[Dataset items]
● ● ● ●
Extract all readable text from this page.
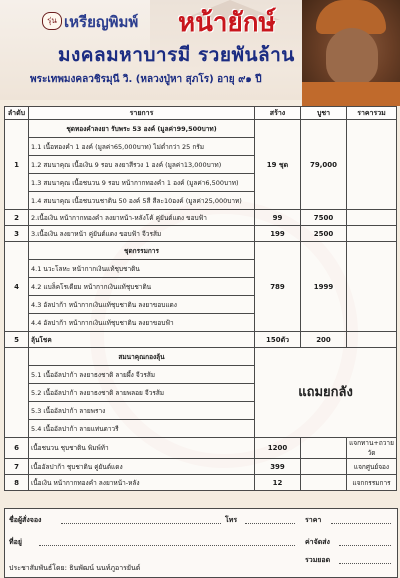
รุ่น เหรียญพิมพ์ หน้ายักษ์
มงคลมหาบารมี รวยพันล้าน
พระเทพมงคลวชิรมุนี วิ. (หลวงปู่หา สุภโร) อายุ ๙๑ ปี
ลำดับ	รายการ	สร้าง	บูชา	ราคารวม
1	ชุดทองคำลงยา รับพระ 53 องค์ (มูลค่า99,500บาท)	19 ชุด	79,000	
	1.1 เนื้อทองคำ 1 องค์ (มูลค่า65,000บาท) ไม่ต่ำกว่า 25 กรัม			
	1.2 สมนาคุณ เนื้อเงิน 9 รอบ ลงยาสีรวง 1 องค์ (มูลค่า13,000บาท)			
	1.3 สมนาคุณ เนื้อชนวน 9 รอบ หน้ากากทองคำ 1 องค์ (มูลค่า6,500บาท)			
	1.4 สมนาคุณ เนื้อชนวนชาติน 50 องค์ 5สี สีละ10องค์ (มูลค่า25,000บาท)			
2	2.เนื้อเงิน หน้ากากทองคำ ลงยาหน้า-หลังโค้ คู่ยันต์แดง ขอบฟ้า	99	7500	
3	3.เนื้อเงิน ลงยาหน้า คู่ยันต์แดง ขอบฟ้า จีวรส้ม	199	2500	
4	ชุดกรรมการ	789	1999	
	4.1 นวะโลหะ หน้ากากเงินแท้ชุบชาติน			
	4.2 แบล็คโรเดียม หน้ากากเงินแท้ชุบชาติน			
	4.3 อัลปาก้า หน้ากากเงินแท้ชุบชาติน ลงยาขอบแดง			
	4.4 อัลปาก้า หน้ากากเงินแท้ชุบชาติน ลงยาขอบฟ้า			
5	ลุ้นโชค	150ตัว	200	
	สมนาคุณกองลุ้น	แถมยกลัง		
	5.1 เนื้ออัลปาก้า ลงยาธงชาติ ลายผึ้ง จีวรส้ม			
	5.2 เนื้ออัลปาก้า ลงยาธงชาติ ลายพลอย จีวรส้ม			
	5.3 เนื้ออัลปาก้า ลายพราง			
	5.4 เนื้ออัลปาก้า ลายแท่นดาวรี			
6	เนื้อชนวน ชุบชาติน พิมพ์ท้า	1200		แจกทาน+ถวายวัด
7	เนื้ออัลปาก้า ชุบชาติน คู่ยันต์แดง	399		แจกศูนย์จอง
8	เนื้อเงิน หน้ากากทองคำ ลงยาหน้า-หลัง	12		แจกกรรมการ
ชื่อผู้สั่งจอง	โทร	ราคา
ที่อยู่	ค่าจัดส่ง
รวมยอด
ประชาสัมพันธ์โดย: ธินพัฒน์ นนท์ภูอารยันต์
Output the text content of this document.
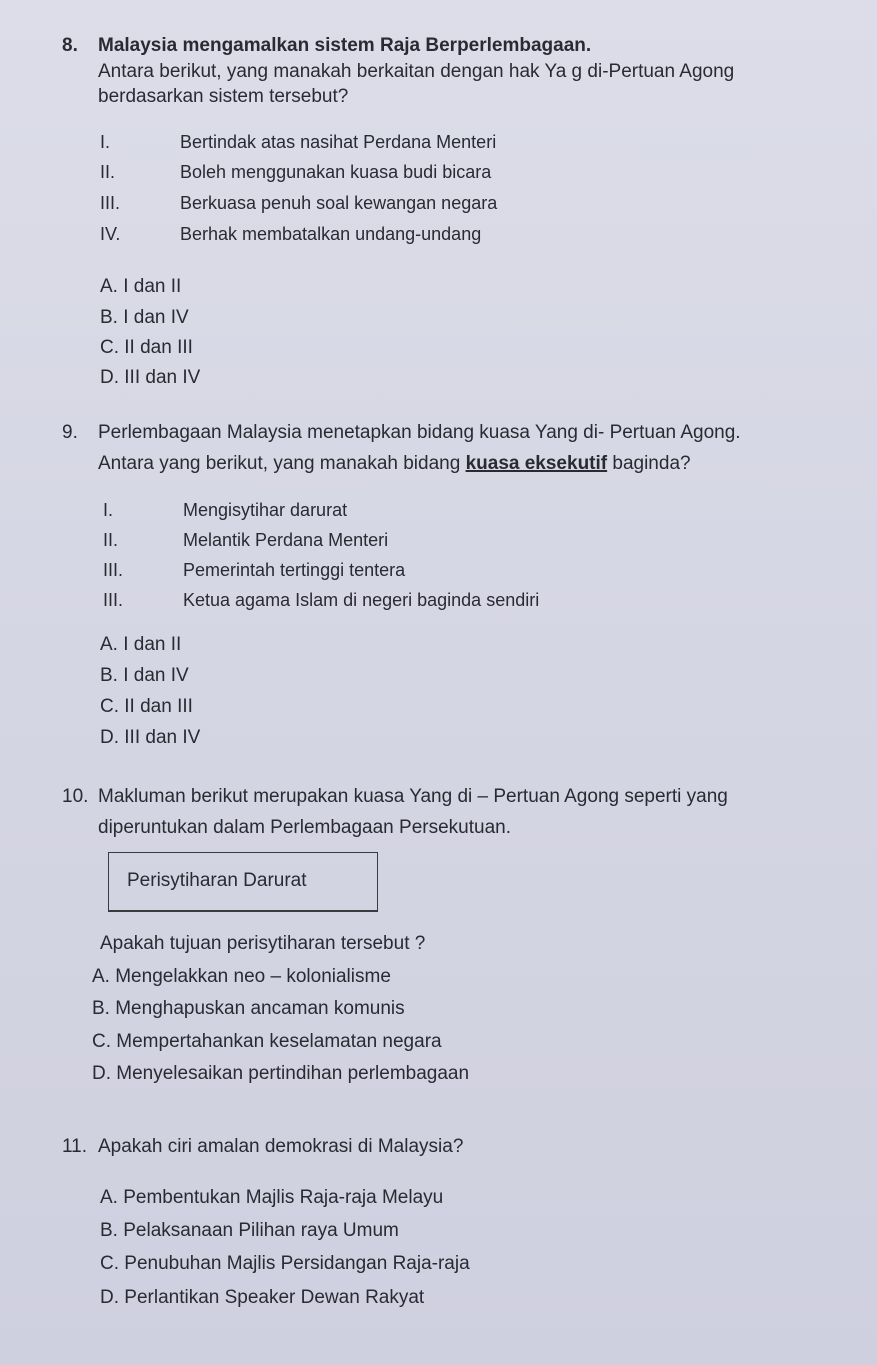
8. Malaysia mengamalkan sistem Raja Berperlembagaan.
Antara berikut, yang manakah berkaitan dengan hak Ya g di-Pertuan Agong
berdasarkan sistem tersebut?
I.	Bertindak atas nasihat Perdana Menteri
II.	Boleh menggunakan kuasa budi bicara
III.	Berkuasa penuh soal kewangan negara
IV.	Berhak membatalkan undang-undang
A. I dan II
B. I dan IV
C. II dan III
D. III dan IV
9. Perlembagaan Malaysia menetapkan bidang kuasa Yang di- Pertuan Agong.
Antara yang berikut, yang manakah bidang kuasa eksekutif baginda?
I.	Mengisytihar darurat
II.	Melantik Perdana Menteri
III.	Pemerintah tertinggi tentera
III.	Ketua agama Islam di negeri baginda sendiri
A. I dan II
B. I dan IV
C. II dan III
D. III dan IV
10. Makluman berikut merupakan kuasa Yang di – Pertuan Agong seperti yang
diperuntukan dalam Perlembagaan Persekutuan.
Perisytiharan Darurat
Apakah tujuan perisytiharan tersebut ?
A. Mengelakkan neo – kolonialisme
B. Menghapuskan ancaman komunis
C. Mempertahankan keselamatan negara
D. Menyelesaikan pertindihan perlembagaan
11. Apakah ciri amalan demokrasi di Malaysia?
A. Pembentukan Majlis Raja-raja Melayu
B. Pelaksanaan Pilihan raya Umum
C. Penubuhan Majlis Persidangan Raja-raja
D. Perlantikan Speaker Dewan Rakyat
● ● ● ●
TASK DETAILS:
Every entry must be written out exactly, with all pictures left out.

RESPONSE FOR THIS EXERCISE:
Extract all readable text from this page.
รุ่น เหรียญพิมพ์ หน้ายักษ์
มงคลมหาบารมี รวยพันล้าน
พระเทพมงคลวชิรมุนี วิ. (หลวงปู่หา สุภโร) อายุ ๙๑ ปี
ลำดับ	รายการ	สร้าง	บูชา	ราคารวม
1	ชุดทองคำลงยา รับพระ 53 องค์ (มูลค่า99,500บาท)	19 ชุด	79,000	
	1.1 เนื้อทองคำ 1 องค์ (มูลค่า65,000บาท) ไม่ต่ำกว่า 25 กรัม			
	1.2 สมนาคุณ เนื้อเงิน 9 รอบ ลงยาสีรวง 1 องค์ (มูลค่า13,000บาท)			
	1.3 สมนาคุณ เนื้อชนวน 9 รอบ หน้ากากทองคำ 1 องค์ (มูลค่า6,500บาท)			
	1.4 สมนาคุณ เนื้อชนวนชาติน 50 องค์ 5สี สีละ10องค์ (มูลค่า25,000บาท)			
2	2.เนื้อเงิน หน้ากากทองคำ ลงยาหน้า-หลังโค้ คู่ยันต์แดง ขอบฟ้า	99	7500	
3	3.เนื้อเงิน ลงยาหน้า คู่ยันต์แดง ขอบฟ้า จีวรส้ม	199	2500	
4	ชุดกรรมการ	789	1999	
	4.1 นวะโลหะ หน้ากากเงินแท้ชุบชาติน			
	4.2 แบล็คโรเดียม หน้ากากเงินแท้ชุบชาติน			
	4.3 อัลปาก้า หน้ากากเงินแท้ชุบชาติน ลงยาขอบแดง			
	4.4 อัลปาก้า หน้ากากเงินแท้ชุบชาติน ลงยาขอบฟ้า			
5	ลุ้นโชค	150ตัว	200	
	สมนาคุณกองลุ้น	แถมยกลัง		
	5.1 เนื้ออัลปาก้า ลงยาธงชาติ ลายผึ้ง จีวรส้ม			
	5.2 เนื้ออัลปาก้า ลงยาธงชาติ ลายพลอย จีวรส้ม			
	5.3 เนื้ออัลปาก้า ลายพราง			
	5.4 เนื้ออัลปาก้า ลายแท่นดาวรี			
6	เนื้อชนวน ชุบชาติน พิมพ์ท้า	1200		แจกทาน+ถวายวัด
7	เนื้ออัลปาก้า ชุบชาติน คู่ยันต์แดง	399		แจกศูนย์จอง
8	เนื้อเงิน หน้ากากทองคำ ลงยาหน้า-หลัง	12		แจกกรรมการ
ชื่อผู้สั่งจอง	โทร	ราคา
ที่อยู่	ค่าจัดส่ง
รวมยอด
ประชาสัมพันธ์โดย: ธินพัฒน์ นนท์ภูอารยันต์
Output the text content of this document.
8. Malaysia mengamalkan sistem Raja Berperlembagaan.
Antara berikut, yang manakah berkaitan dengan hak Ya g di-Pertuan Agong
berdasarkan sistem tersebut?
I.	Bertindak atas nasihat Perdana Menteri
II.	Boleh menggunakan kuasa budi bicara
III.	Berkuasa penuh soal kewangan negara
IV.	Berhak membatalkan undang-undang
A. I dan II
B. I dan IV
C. II dan III
D. III dan IV
9. Perlembagaan Malaysia menetapkan bidang kuasa Yang di- Pertuan Agong.
Antara yang berikut, yang manakah bidang kuasa eksekutif baginda?
I.	Mengisytihar darurat
II.	Melantik Perdana Menteri
III.	Pemerintah tertinggi tentera
III.	Ketua agama Islam di negeri baginda sendiri
A. I dan II
B. I dan IV
C. II dan III
D. III dan IV
10. Makluman berikut merupakan kuasa Yang di – Pertuan Agong seperti yang
diperuntukan dalam Perlembagaan Persekutuan.
Perisytiharan Darurat
Apakah tujuan perisytiharan tersebut ?
A. Mengelakkan neo – kolonialisme
B. Menghapuskan ancaman komunis
C. Mempertahankan keselamatan negara
D. Menyelesaikan pertindihan perlembagaan
11. Apakah ciri amalan demokrasi di Malaysia?
A. Pembentukan Majlis Raja-raja Melayu
B. Pelaksanaan Pilihan raya Umum
C. Penubuhan Majlis Persidangan Raja-raja
D. Perlantikan Speaker Dewan Rakyat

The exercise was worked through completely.